━━━━━ Source records ━━━━━

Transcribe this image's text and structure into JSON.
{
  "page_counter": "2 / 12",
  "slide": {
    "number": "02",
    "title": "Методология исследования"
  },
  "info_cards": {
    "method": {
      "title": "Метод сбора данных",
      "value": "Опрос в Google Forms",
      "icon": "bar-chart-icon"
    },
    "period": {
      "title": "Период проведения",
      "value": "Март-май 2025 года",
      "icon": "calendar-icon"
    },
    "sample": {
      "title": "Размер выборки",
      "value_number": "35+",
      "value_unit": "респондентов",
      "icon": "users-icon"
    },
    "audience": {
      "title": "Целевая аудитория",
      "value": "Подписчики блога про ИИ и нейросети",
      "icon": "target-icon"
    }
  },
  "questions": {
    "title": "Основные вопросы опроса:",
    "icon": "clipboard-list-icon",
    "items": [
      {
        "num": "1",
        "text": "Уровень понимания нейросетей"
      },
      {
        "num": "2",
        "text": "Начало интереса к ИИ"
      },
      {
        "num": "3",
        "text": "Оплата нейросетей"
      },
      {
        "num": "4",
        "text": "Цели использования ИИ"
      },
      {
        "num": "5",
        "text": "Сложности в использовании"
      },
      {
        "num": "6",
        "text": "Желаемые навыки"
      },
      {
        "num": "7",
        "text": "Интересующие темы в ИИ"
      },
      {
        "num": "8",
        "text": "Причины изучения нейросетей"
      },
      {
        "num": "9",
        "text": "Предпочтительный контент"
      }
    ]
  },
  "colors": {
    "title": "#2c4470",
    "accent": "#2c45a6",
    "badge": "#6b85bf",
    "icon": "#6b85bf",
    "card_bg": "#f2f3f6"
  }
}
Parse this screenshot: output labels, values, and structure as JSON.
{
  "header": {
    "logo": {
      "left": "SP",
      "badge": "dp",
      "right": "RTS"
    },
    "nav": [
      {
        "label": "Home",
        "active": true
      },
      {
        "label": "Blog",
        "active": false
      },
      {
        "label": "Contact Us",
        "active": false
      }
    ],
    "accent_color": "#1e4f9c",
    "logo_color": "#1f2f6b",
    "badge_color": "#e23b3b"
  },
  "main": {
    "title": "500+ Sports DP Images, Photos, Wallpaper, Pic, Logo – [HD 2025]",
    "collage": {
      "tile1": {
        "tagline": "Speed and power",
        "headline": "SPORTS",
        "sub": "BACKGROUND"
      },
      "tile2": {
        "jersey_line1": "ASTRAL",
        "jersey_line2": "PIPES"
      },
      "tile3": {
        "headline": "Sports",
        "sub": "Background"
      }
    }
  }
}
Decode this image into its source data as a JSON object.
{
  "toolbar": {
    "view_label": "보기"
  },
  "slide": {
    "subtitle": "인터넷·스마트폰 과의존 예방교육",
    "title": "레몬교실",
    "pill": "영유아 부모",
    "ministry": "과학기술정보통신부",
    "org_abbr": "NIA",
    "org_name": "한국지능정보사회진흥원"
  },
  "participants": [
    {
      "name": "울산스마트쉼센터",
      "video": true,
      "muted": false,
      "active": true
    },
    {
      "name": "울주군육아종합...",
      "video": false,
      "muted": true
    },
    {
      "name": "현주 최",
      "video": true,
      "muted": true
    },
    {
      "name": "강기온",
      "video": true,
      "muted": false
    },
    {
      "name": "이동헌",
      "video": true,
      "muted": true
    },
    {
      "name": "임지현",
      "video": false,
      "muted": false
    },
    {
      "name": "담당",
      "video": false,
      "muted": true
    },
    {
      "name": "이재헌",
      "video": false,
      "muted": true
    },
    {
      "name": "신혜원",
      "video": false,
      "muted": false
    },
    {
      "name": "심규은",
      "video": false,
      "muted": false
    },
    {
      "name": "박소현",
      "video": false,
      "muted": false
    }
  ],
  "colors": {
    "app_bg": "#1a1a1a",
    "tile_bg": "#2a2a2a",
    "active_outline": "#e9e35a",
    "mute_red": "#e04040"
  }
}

━━━━━

*Task requirements:*
Quote every entry exactly.

*Response below:*
Transcribe this image's text and structure into JSON.
{
  "page_counter": "2 / 12",
  "slide": {
    "number": "02",
    "title": "Методология исследования"
  },
  "info_cards": {
    "method": {
      "title": "Метод сбора данных",
      "value": "Опрос в Google Forms",
      "icon": "bar-chart-icon"
    },
    "period": {
      "title": "Период проведения",
      "value": "Март-май 2025 года",
      "icon": "calendar-icon"
    },
    "sample": {
      "title": "Размер выборки",
      "value_number": "35+",
      "value_unit": "респондентов",
      "icon": "users-icon"
    },
    "audience": {
      "title": "Целевая аудитория",
      "value": "Подписчики блога про ИИ и нейросети",
      "icon": "target-icon"
    }
  },
  "questions": {
    "title": "Основные вопросы опроса:",
    "icon": "clipboard-list-icon",
    "items": [
      {
        "num": "1",
        "text": "Уровень понимания нейросетей"
      },
      {
        "num": "2",
        "text": "Начало интереса к ИИ"
      },
      {
        "num": "3",
        "text": "Оплата нейросетей"
      },
      {
        "num": "4",
        "text": "Цели использования ИИ"
      },
      {
        "num": "5",
        "text": "Сложности в использовании"
      },
      {
        "num": "6",
        "text": "Желаемые навыки"
      },
      {
        "num": "7",
        "text": "Интересующие темы в ИИ"
      },
      {
        "num": "8",
        "text": "Причины изучения нейросетей"
      },
      {
        "num": "9",
        "text": "Предпочтительный контент"
      }
    ]
  },
  "colors": {
    "title": "#2c4470",
    "accent": "#2c45a6",
    "badge": "#6b85bf",
    "icon": "#6b85bf",
    "card_bg": "#f2f3f6"
  }
}
Parse this screenshot: output labels, values, and structure as JSON.
{
  "header": {
    "logo": {
      "left": "SP",
      "badge": "dp",
      "right": "RTS"
    },
    "nav": [
      {
        "label": "Home",
        "active": true
      },
      {
        "label": "Blog",
        "active": false
      },
      {
        "label": "Contact Us",
        "active": false
      }
    ],
    "accent_color": "#1e4f9c",
    "logo_color": "#1f2f6b",
    "badge_color": "#e23b3b"
  },
  "main": {
    "title": "500+ Sports DP Images, Photos, Wallpaper, Pic, Logo – [HD 2025]",
    "collage": {
      "tile1": {
        "tagline": "Speed and power",
        "headline": "SPORTS",
        "sub": "BACKGROUND"
      },
      "tile2": {
        "jersey_line1": "ASTRAL",
        "jersey_line2": "PIPES"
      },
      "tile3": {
        "headline": "Sports",
        "sub": "Background"
      }
    }
  }
}
Decode this image into its source data as a JSON object.
{
  "toolbar": {
    "view_label": "보기"
  },
  "slide": {
    "subtitle": "인터넷·스마트폰 과의존 예방교육",
    "title": "레몬교실",
    "pill": "영유아 부모",
    "ministry": "과학기술정보통신부",
    "org_abbr": "NIA",
    "org_name": "한국지능정보사회진흥원"
  },
  "participants": [
    {
      "name": "울산스마트쉼센터",
      "video": true,
      "muted": false,
      "active": true
    },
    {
      "name": "울주군육아종합...",
      "video": false,
      "muted": true
    },
    {
      "name": "현주 최",
      "video": true,
      "muted": true
    },
    {
      "name": "강기온",
      "video": true,
      "muted": false
    },
    {
      "name": "이동헌",
      "video": true,
      "muted": true
    },
    {
      "name": "임지현",
      "video": false,
      "muted": false
    },
    {
      "name": "담당",
      "video": false,
      "muted": true
    },
    {
      "name": "이재헌",
      "video": false,
      "muted": true
    },
    {
      "name": "신혜원",
      "video": false,
      "muted": false
    },
    {
      "name": "심규은",
      "video": false,
      "muted": false
    },
    {
      "name": "박소현",
      "video": false,
      "muted": false
    }
  ],
  "colors": {
    "app_bg": "#1a1a1a",
    "tile_bg": "#2a2a2a",
    "active_outline": "#e9e35a",
    "mute_red": "#e04040"
  }
}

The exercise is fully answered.